---------- Page
On the exchange question. I have used II for a trade since purchasing my membership because it fit my needs. I have not reserved  directly with WorldMark so others would know better than I, but I do not believe there are any additional fees  in reserving directly with WorldMark as long as you have the credits and housekeeping tokens necessary for the specific reservation.  BTW, I  found the WorldMark personnel vey helpful and very nice when I ran into a snag in joining II (it was an II problem not WorldMark).

Have a great time with your new membership; I know I've been having a ball.


----------



## linnysue (Apr 1, 2009)

Thanks, arch.  You've been a tremendous help, and I appreciate all the help I've been receiving from everyone.  I am so glad I found this forum.  I will consider a TUG membership.


----------



## linnysue (Apr 1, 2009)

I'm looking over the purchase agreement and it's listed that this is a Perpetual/Premier lease-hold membership which does not expire.  I would like them to add in as an addendum all the benefits of this type of membership.  I know some of the benefits such as being able to will this to my heirs, full use of bonus time, and access to all future resorts, owner education classes.  Is there anything else that I should know about this type of membership to be added in the purchase agreement?
--------------------
---------- Provided material
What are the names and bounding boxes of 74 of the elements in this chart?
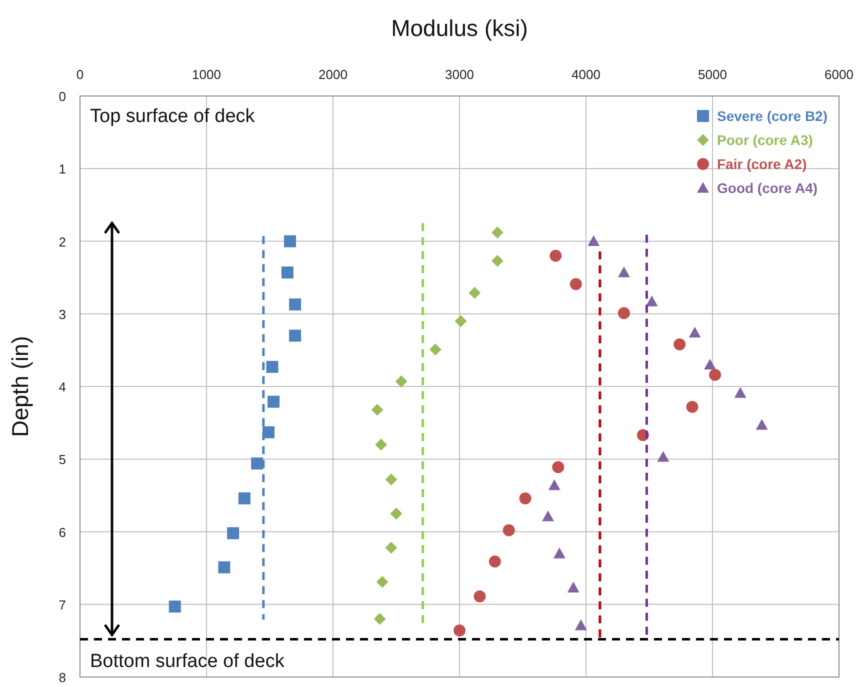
legend-label: Fair (core A2): [717, 156, 807, 172]
x-tick-label: 1000: [192, 67, 221, 82]
x-tick-label: 0: [76, 67, 84, 82]
y-tick-label: 5: [58, 452, 66, 468]
x-tick-label: 6000: [824, 67, 854, 82]
y-tick-label: 0: [58, 89, 66, 104]
point: [390, 508, 402, 520]
point: [502, 524, 515, 536]
point: [374, 612, 386, 625]
point: [657, 450, 670, 462]
point: [474, 590, 486, 602]
point: [734, 387, 746, 398]
point: [375, 438, 388, 451]
point: [262, 426, 274, 438]
point: [548, 479, 560, 490]
x-tick-label: 3000: [445, 67, 474, 82]
point: [542, 510, 554, 522]
y-axis-title: Depth (in): [7, 336, 33, 437]
point: [454, 315, 467, 328]
point: [688, 326, 701, 338]
point: [218, 561, 230, 574]
point: [491, 226, 504, 239]
point: [704, 358, 716, 370]
point: [289, 330, 302, 342]
point: [646, 296, 658, 306]
x-tick-label: 5000: [698, 67, 727, 82]
point: [553, 548, 566, 558]
annotation: Top surface of deck: [90, 106, 256, 127]
point: [238, 492, 250, 504]
x-axis-title: Modulus (ksi): [391, 15, 528, 41]
point: [376, 576, 388, 588]
y-tick-label: 2: [58, 234, 66, 250]
y-tick-label: 1: [58, 162, 66, 177]
point: [371, 404, 384, 416]
legend-label: Severe (core B2): [717, 108, 828, 124]
point: [429, 343, 442, 356]
point: [266, 360, 278, 373]
legend-label: Poor (core A3): [717, 132, 813, 148]
point: [251, 457, 264, 470]
point: [570, 278, 582, 290]
y-tick-label: 6: [58, 524, 66, 540]
y-tick-label: 8: [58, 670, 66, 685]
point: [468, 286, 481, 299]
point: [284, 235, 296, 248]
point: [618, 307, 630, 320]
legend-label: Good (core A4): [717, 180, 818, 196]
point: [686, 400, 698, 413]
point: [385, 542, 398, 554]
point: [756, 418, 768, 430]
annotation: Bottom surface of deck: [90, 651, 285, 672]
point: [168, 600, 181, 613]
point: [454, 624, 466, 637]
point: [709, 368, 722, 381]
y-tick-label: 4: [58, 380, 66, 394]
point: [618, 266, 630, 278]
y-tick-label: 7: [58, 597, 66, 612]
point: [574, 619, 587, 630]
point: [674, 338, 686, 350]
point: [552, 461, 564, 474]
x-tick-label: 2000: [318, 67, 348, 82]
point: [281, 266, 294, 278]
x-tick-label: 4000: [572, 67, 600, 82]
point: [395, 375, 408, 388]
point: [519, 492, 532, 504]
point: [550, 250, 562, 262]
point: [588, 235, 600, 246]
point: [268, 396, 280, 408]
point: [567, 582, 580, 592]
point: [491, 254, 504, 267]
y-tick-label: 3: [58, 306, 66, 322]
point: [488, 556, 501, 568]
point: [227, 527, 240, 540]
point: [385, 473, 398, 486]
point: [289, 298, 302, 310]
--------------------
_What you are asked to do:_
How does linnysue's purchase agreement describe the membership, according to the forum thread?

_Finished answer:_
It describes it as a Perpetual/Premier lease-hold membership that does not expire.